Stored records
-=-=-

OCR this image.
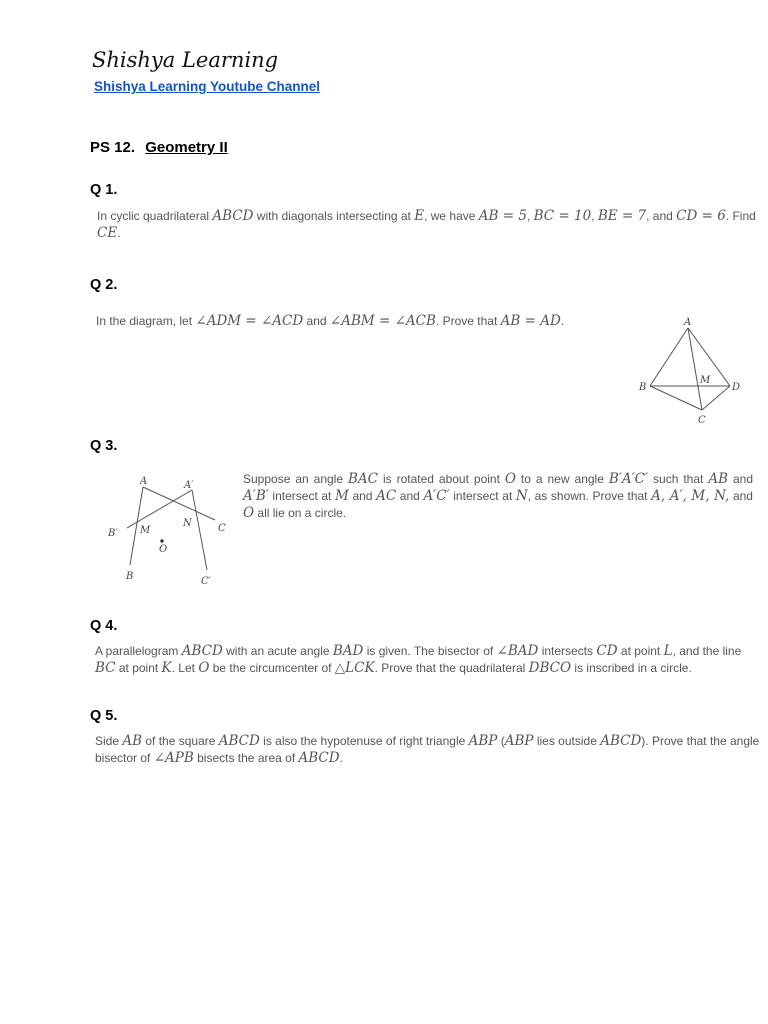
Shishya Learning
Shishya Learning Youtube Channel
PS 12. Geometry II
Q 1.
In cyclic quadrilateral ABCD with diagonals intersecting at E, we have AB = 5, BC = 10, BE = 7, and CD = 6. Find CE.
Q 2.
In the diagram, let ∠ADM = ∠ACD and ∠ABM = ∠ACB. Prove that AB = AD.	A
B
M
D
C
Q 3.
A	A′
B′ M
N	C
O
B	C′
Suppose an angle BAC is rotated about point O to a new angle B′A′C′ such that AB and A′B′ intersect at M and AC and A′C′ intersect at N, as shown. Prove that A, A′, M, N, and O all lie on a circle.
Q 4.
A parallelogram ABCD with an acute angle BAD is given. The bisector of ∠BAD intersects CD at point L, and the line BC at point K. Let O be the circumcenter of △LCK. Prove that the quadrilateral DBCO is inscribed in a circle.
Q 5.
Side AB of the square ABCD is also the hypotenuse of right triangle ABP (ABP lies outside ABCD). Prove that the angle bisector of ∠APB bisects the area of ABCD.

-=-=-

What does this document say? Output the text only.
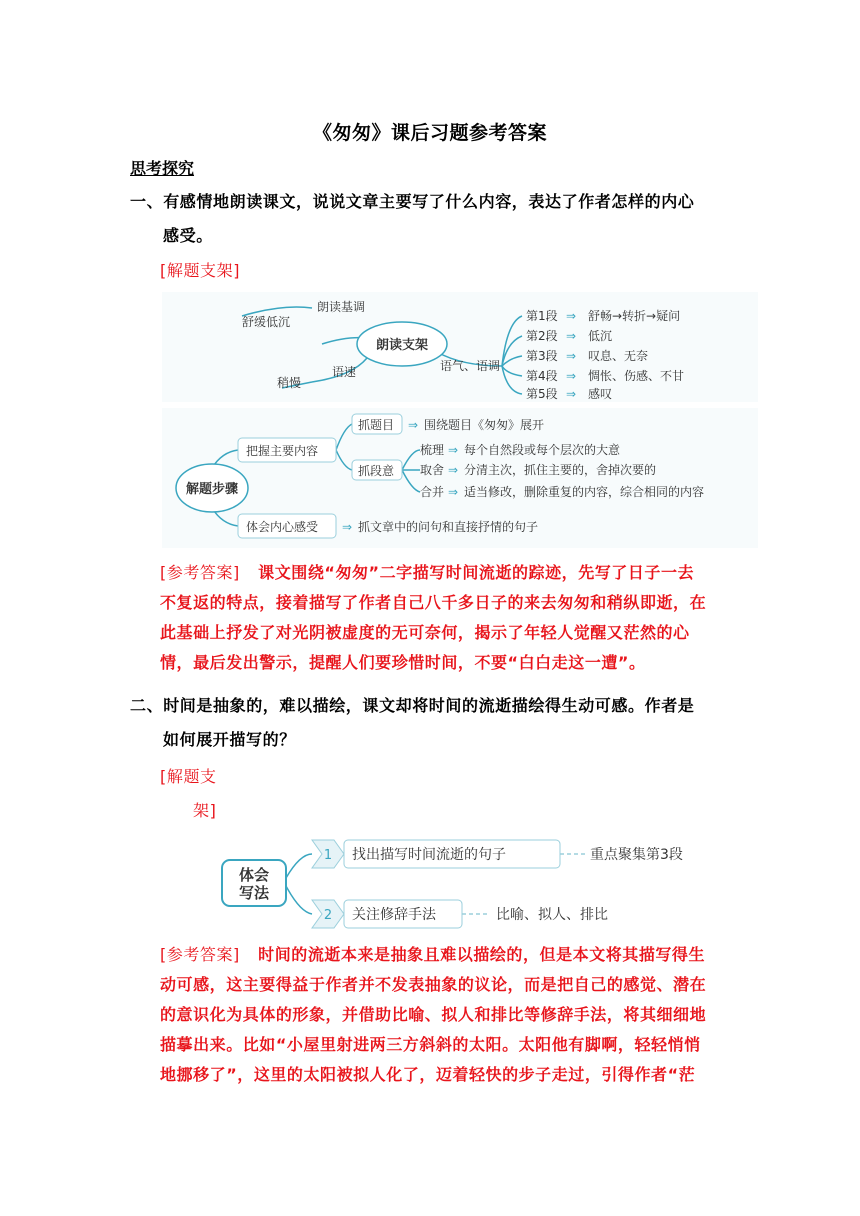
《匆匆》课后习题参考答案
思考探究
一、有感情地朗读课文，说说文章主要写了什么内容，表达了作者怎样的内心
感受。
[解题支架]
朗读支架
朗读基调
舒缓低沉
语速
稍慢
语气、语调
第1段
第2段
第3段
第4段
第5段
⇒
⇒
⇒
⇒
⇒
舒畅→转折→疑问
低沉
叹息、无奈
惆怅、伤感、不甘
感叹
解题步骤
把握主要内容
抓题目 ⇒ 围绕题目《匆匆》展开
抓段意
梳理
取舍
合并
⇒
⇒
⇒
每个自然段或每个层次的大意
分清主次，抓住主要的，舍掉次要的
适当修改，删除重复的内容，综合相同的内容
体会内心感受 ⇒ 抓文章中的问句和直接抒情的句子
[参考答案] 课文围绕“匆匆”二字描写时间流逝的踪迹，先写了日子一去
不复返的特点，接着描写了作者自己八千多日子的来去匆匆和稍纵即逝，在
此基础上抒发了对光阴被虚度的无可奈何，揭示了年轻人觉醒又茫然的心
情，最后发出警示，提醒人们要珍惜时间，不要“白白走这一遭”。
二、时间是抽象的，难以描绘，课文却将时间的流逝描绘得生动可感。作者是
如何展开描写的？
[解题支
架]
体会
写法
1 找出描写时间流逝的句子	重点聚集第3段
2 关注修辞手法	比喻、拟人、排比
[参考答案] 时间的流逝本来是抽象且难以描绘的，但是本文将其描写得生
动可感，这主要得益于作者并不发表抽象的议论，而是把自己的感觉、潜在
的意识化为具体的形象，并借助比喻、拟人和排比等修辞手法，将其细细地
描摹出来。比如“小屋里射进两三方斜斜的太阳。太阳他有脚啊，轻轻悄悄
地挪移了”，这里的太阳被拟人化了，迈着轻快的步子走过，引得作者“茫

-=-=-

Given instruction:
Gather each line holding the string "that".

Complete answer:
In the diagram, let ∠ADM = ∠ACD and ∠ABM = ∠ACB. Prove that AB = AD.	A
Suppose an angle BAC is rotated about point O to a new angle B′A′C′ such that AB and A′B′ intersect at M and AC and A′C′ intersect at N, as shown. Prove that A, A′, M, N, and O all lie on a circle.
A parallelogram ABCD with an acute angle BAD is given. The bisector of ∠BAD intersects CD at point L, and the line BC at point K. Let O be the circumcenter of △LCK. Prove that the quadrilateral DBCO is inscribed in a circle.
Side AB of the square ABCD is also the hypotenuse of right triangle ABP (ABP lies outside ABCD). Prove that the angle bisector of ∠APB bisects the area of ABCD.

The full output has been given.